[Input for this task]
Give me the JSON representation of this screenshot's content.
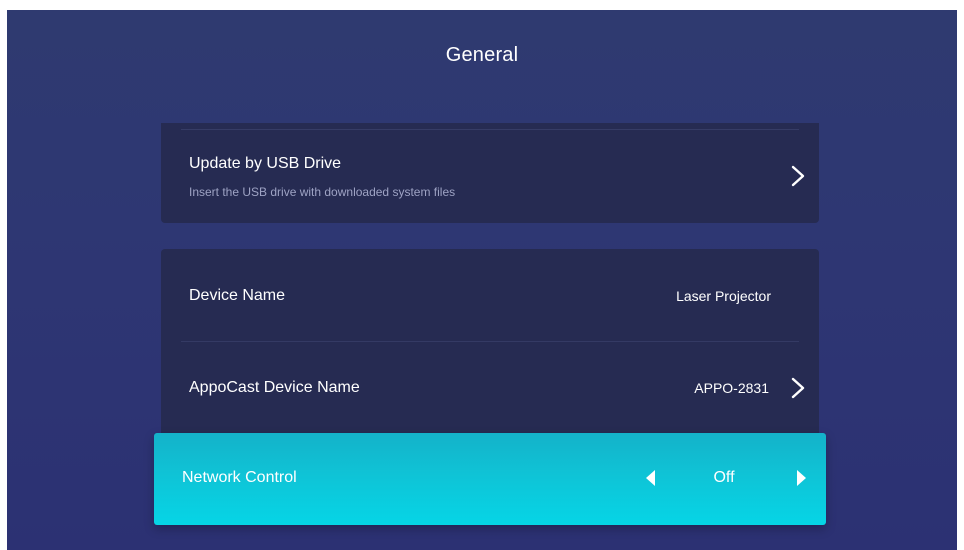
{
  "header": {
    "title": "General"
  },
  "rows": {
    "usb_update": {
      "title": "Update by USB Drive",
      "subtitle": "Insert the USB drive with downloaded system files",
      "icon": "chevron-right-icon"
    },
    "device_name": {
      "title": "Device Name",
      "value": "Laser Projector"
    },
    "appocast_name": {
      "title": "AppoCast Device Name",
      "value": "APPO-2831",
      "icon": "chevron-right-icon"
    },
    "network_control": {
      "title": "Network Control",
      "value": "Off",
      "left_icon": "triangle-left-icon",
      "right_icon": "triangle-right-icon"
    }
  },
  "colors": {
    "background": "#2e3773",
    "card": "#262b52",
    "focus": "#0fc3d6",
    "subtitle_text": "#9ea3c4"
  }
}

[What is asked] Find the string "icon" in the listing and return every line that holds it.

[Response to this exercise]
      "icon": "chevron-right-icon"
      "icon": "chevron-right-icon"
      "left_icon": "triangle-left-icon",
      "right_icon": "triangle-right-icon"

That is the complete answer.